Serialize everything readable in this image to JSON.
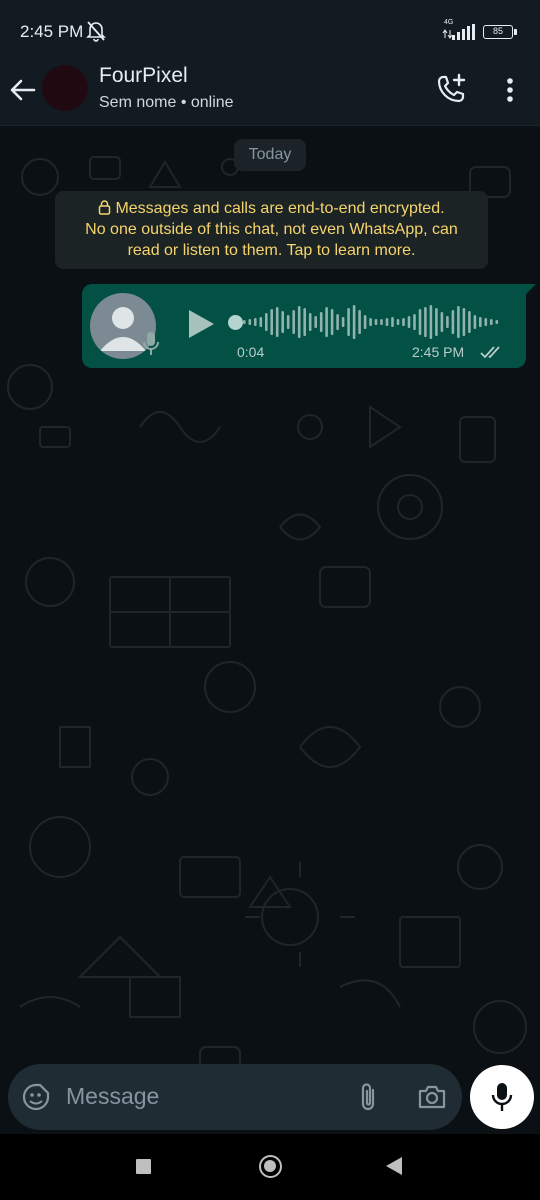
{
  "status_bar": {
    "time": "2:45 PM",
    "network": "4G",
    "battery": "85",
    "icons": [
      "bell-off-icon",
      "signal-icon",
      "battery-icon"
    ]
  },
  "header": {
    "contact_name": "FourPixel",
    "contact_status": "Sem nome • online",
    "icons": [
      "back-arrow-icon",
      "add-call-icon",
      "more-vertical-icon"
    ]
  },
  "chat": {
    "date_chip": "Today",
    "encryption_notice": {
      "line1": "Messages and calls are end-to-end encrypted.",
      "line2": "No one outside of this chat, not even WhatsApp, can",
      "line3": "read or listen to them. Tap to learn more."
    },
    "voice_message": {
      "duration": "0:04",
      "time": "2:45 PM",
      "status": "read",
      "progress": 0
    }
  },
  "composer": {
    "placeholder": "Message",
    "icons": [
      "sticker-icon",
      "attach-icon",
      "camera-icon",
      "mic-icon"
    ]
  },
  "colors": {
    "header_bg": "#121b22",
    "chat_bg": "#0b1014",
    "outgoing_bubble": "#025144",
    "encryption_text": "#f5d46b",
    "composer_bg": "#1f2c34"
  }
}
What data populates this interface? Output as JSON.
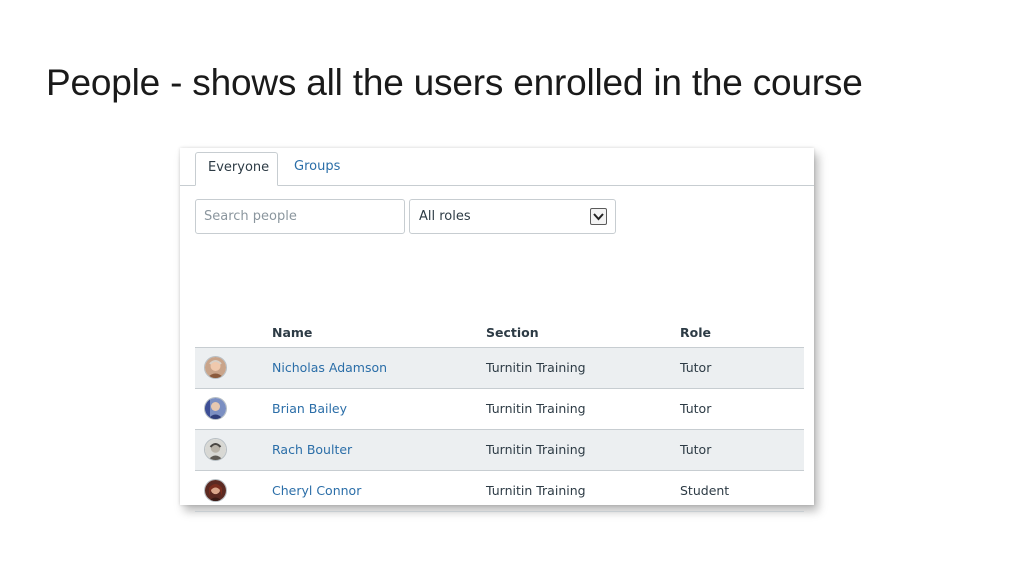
{
  "slide": {
    "title": "People - shows all the users enrolled in the course"
  },
  "tabs": [
    {
      "label": "Everyone",
      "active": true
    },
    {
      "label": "Groups",
      "active": false
    }
  ],
  "filters": {
    "search_placeholder": "Search people",
    "role_select": "All roles",
    "role_select_icon": "chevron-down-icon"
  },
  "table": {
    "headers": {
      "name": "Name",
      "section": "Section",
      "role": "Role"
    },
    "rows": [
      {
        "name": "Nicholas Adamson",
        "section": "Turnitin Training",
        "role": "Tutor"
      },
      {
        "name": "Brian Bailey",
        "section": "Turnitin Training",
        "role": "Tutor"
      },
      {
        "name": "Rach Boulter",
        "section": "Turnitin Training",
        "role": "Tutor"
      },
      {
        "name": "Cheryl Connor",
        "section": "Turnitin Training",
        "role": "Student"
      }
    ]
  },
  "colors": {
    "link": "#2b6ea8",
    "text": "#2d3b45",
    "row_shade": "#eceff1",
    "border": "#c7cdd1"
  }
}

● What the exercise asks
From the records above, how many lines include the word "JSON"? Only the number is wanted.

● Task response
2